THE WORLD is in a pretty sad state if one of the lead stories on the lunchtime news is that a four year old in England is suffering from depression.
I clicked on the link to the story with the trepidation only a mother can feel at reading sad and moving stories about children. I wondered what her story would be.
Was the poor wee thing getting bullied? Was she ill? Was she the product of a broken home?
No. Mollie Murphy from Sunderland didn't get into the primary school she wanted.
So that begged the inevitable questions- was this because of some sort of prejudice or bigotry? Is that why the poor wee lamb is contemplating Prozac at such an young age?
My maternal heart strings were twanging like never before until I found out, that Mollie didn't get into the primary school she wanted because her mother didn't submit the form in time. Instead of encouraging her daughter to settle into her new primary school, make friends and get on with her young life, Mollie's mother has taken it upon herself to go to the national media and tell them how her daughter is suffering because she is going to a different school than her wee nursery pals.
She has even taken poor Mollie, talked her into pulling a very sad and depressed looking face with a petted lip that would put even my own wee man to shame, and allowed umpteen photographers to take her picture.

__Problem requirements__: Please continue the piece about Mollie Murphy and her school place, starting right after its last sentence.

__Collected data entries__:
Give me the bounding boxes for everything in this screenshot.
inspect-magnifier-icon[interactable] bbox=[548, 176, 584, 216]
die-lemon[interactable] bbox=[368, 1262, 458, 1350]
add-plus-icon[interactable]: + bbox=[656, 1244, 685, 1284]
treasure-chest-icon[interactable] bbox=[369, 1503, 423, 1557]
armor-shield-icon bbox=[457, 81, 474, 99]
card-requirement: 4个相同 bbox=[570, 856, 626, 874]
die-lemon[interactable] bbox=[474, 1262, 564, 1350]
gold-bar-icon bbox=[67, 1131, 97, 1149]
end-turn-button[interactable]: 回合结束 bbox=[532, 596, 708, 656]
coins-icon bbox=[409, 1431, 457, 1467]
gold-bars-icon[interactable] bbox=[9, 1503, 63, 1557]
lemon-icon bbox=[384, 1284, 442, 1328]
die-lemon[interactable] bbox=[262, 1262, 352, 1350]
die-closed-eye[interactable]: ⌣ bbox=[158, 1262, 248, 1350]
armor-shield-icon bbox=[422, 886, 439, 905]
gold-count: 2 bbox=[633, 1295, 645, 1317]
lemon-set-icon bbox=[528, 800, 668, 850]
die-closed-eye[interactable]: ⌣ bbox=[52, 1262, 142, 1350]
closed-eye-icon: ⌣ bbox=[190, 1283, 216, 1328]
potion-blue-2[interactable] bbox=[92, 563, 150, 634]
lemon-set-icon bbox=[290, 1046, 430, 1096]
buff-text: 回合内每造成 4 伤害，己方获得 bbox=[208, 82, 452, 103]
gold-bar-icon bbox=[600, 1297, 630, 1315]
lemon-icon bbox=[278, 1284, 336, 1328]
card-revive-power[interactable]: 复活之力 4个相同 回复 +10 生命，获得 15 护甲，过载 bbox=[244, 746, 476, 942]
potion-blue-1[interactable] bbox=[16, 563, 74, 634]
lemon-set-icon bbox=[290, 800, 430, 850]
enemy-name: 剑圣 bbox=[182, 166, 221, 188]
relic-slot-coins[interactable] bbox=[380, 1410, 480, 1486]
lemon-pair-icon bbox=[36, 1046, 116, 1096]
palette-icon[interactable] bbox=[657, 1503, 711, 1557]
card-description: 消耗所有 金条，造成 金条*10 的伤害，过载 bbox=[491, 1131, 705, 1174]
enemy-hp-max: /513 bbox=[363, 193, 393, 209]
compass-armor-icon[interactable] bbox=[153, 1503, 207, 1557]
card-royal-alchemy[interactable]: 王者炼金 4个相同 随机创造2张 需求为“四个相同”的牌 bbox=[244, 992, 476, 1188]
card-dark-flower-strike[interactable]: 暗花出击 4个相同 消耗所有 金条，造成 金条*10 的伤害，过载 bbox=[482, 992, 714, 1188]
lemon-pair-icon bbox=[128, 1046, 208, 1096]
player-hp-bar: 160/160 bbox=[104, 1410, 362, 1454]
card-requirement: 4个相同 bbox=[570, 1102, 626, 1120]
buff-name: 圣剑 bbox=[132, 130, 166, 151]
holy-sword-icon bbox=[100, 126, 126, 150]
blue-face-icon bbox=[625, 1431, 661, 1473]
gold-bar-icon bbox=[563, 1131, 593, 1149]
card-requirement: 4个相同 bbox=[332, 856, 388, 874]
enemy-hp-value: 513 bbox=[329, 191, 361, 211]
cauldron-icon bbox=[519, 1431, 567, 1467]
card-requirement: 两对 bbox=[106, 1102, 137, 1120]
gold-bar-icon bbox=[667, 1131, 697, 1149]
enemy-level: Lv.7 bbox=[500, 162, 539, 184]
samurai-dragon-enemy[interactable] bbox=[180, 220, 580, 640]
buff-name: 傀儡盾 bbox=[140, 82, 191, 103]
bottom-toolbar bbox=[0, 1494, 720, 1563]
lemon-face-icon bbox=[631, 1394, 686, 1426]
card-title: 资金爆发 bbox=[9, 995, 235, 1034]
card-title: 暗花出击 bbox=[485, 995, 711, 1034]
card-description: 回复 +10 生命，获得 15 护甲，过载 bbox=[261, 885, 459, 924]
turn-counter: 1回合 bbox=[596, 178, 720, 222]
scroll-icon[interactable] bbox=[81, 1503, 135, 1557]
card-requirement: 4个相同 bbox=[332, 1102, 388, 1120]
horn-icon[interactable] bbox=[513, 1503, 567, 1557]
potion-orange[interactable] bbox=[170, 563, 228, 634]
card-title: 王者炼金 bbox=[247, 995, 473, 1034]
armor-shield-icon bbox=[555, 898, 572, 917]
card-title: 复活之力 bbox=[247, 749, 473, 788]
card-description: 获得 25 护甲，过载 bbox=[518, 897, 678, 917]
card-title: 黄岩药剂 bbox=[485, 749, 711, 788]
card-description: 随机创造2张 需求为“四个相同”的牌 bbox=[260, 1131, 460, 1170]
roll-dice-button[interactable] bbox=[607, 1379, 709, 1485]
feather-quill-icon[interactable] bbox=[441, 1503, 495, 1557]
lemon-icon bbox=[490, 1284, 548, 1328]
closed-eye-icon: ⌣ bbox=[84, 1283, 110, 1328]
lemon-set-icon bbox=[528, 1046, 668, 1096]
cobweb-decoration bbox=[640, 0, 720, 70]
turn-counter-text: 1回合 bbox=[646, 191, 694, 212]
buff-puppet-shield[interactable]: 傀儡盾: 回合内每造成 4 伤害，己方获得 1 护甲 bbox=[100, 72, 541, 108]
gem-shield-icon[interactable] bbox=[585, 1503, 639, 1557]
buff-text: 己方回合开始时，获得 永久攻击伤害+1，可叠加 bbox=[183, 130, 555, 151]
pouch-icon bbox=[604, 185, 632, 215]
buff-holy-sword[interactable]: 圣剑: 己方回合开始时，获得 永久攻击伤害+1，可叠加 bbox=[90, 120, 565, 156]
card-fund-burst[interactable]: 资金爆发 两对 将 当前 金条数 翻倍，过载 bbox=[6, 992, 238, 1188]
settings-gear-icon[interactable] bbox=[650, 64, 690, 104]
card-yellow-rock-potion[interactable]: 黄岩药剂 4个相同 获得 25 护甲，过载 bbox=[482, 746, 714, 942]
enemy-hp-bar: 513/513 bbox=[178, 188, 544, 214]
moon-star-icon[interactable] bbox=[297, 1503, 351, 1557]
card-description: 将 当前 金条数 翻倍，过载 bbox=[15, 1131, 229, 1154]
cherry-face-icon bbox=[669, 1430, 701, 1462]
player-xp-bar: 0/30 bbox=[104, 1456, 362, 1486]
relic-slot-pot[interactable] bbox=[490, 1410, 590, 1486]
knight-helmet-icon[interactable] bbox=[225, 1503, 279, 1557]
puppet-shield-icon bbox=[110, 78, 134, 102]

__Result for this exercise__:
This has encouraged people throughout the country to feel sorry for the wee love while at the same time feel utterly horrified that any child could suffer from such a 'grown up' condition as depression.In my opinion what this mother has done is disgusting beyond words.
I've no doubt the girl was a little sad that she didn't get to the same school as her nursery school chums. My own niece was a little sad that she wasn't placed in the same P1 class as her best friend Aoibheann.But was she depressed?
To use a popular Derry expression- Was she feck?
With encouragement from her family my niece managed to get all excited about the new friends she would make in her new class and, at the same time, we helped her stay in touch with her old best friend from nursery.Her mammy didn't phone down to the 'Journal' and demand we run a story about it, because she, like most sane and rational people, realises that sometimes life doesn't go exactly to plan and you have to make the most of what you have.
To brand a child 'depressed' over this most basic of things sets that child up for a victim mentality the rest of her life.
Depression is a very real, very horrible and all encompassing illness that can paralyse a person mentally and emotionally. It's a far cry from a wain who has a head on her because she didn't get into the class she wanted for primary one.
Shout loud enoughThis episode simply serves to teach the world that if you shout loud enough, and use scary words like 'depression' you will get what you want. In other words- huffing gets results. What a fabulous life lesson to teach your child.
As regular readers of this column will know I have a two-year-old son. Being of that certain age he has, in recent weeks, developed the ability to be a stroppy wee monkey and thinks nothing of throwing a full scale tantrum if he doesn't get what he wants.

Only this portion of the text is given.